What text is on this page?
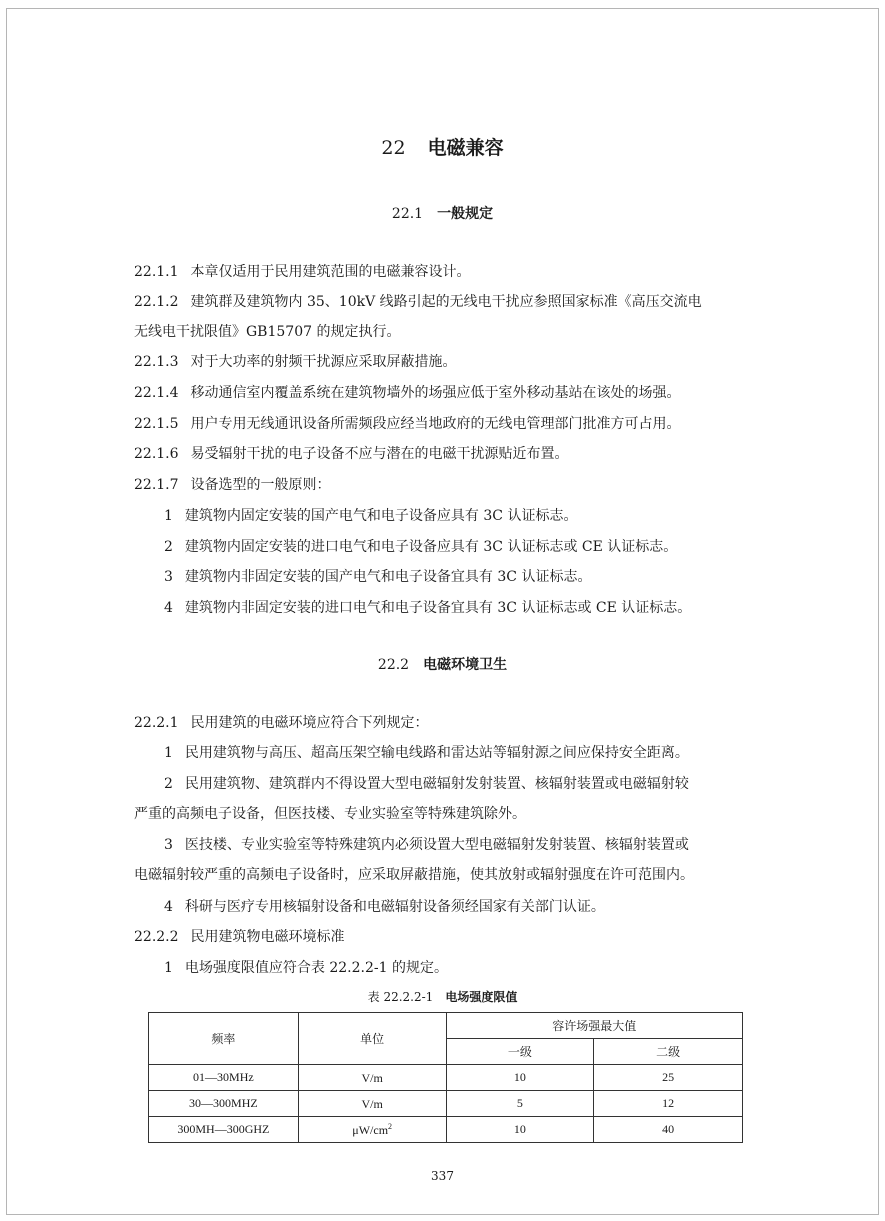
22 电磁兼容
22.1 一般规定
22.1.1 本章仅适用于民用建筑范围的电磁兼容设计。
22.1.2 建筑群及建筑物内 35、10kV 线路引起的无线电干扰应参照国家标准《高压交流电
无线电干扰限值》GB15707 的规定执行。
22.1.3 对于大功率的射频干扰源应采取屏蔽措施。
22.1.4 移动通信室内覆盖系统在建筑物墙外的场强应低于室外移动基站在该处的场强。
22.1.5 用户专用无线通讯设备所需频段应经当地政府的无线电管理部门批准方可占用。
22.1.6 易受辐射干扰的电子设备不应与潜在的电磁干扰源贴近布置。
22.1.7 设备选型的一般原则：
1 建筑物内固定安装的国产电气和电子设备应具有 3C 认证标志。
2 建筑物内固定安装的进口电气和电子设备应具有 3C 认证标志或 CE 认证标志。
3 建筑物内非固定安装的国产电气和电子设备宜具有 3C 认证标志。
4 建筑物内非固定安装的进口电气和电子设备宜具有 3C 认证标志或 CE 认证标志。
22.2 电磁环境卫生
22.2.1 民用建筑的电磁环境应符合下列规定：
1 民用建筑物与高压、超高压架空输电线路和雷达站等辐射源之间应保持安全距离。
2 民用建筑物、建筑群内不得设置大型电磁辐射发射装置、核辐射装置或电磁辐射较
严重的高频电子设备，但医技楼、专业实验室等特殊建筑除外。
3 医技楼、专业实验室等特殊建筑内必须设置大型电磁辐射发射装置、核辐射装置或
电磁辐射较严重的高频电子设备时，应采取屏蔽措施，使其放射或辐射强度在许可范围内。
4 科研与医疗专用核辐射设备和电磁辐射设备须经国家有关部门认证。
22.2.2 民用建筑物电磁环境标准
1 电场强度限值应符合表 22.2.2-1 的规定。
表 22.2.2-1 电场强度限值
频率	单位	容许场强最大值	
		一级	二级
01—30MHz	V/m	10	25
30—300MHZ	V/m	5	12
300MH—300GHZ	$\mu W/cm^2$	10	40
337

================

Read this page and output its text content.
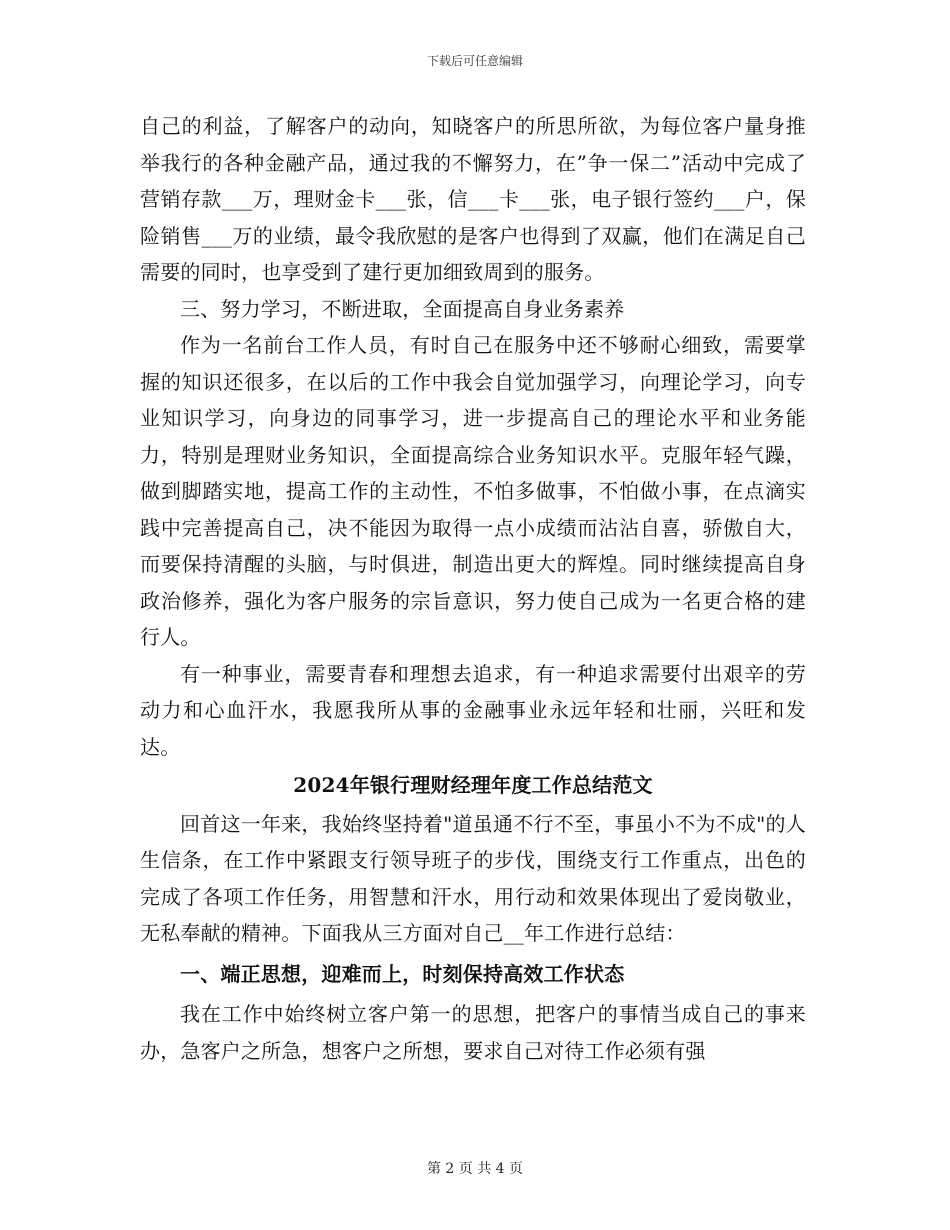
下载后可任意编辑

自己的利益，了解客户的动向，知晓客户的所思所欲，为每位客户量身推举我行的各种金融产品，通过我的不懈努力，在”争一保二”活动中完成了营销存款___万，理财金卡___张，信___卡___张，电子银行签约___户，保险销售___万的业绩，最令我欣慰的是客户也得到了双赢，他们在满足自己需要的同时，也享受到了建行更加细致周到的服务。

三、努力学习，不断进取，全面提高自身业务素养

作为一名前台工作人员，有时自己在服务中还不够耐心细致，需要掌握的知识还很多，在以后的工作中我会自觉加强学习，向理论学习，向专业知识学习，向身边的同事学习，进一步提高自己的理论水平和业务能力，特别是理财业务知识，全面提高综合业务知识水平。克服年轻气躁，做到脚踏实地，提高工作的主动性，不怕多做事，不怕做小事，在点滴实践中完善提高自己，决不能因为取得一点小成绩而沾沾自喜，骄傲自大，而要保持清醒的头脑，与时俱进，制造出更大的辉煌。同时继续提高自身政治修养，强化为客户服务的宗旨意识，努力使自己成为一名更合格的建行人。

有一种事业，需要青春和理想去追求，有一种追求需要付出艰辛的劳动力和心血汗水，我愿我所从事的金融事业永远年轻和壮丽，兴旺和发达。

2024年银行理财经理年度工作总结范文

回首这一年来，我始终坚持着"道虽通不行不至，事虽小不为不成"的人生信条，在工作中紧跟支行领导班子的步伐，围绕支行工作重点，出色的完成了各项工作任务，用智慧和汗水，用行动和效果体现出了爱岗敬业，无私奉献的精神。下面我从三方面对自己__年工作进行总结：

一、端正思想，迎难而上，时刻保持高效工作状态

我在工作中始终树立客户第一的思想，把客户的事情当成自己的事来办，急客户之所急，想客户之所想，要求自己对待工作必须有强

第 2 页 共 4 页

================

● **Task to carry out**
Copy all lines above containing the string "this".

● **Output below**
What text is on this page?
Read this page and output its text content.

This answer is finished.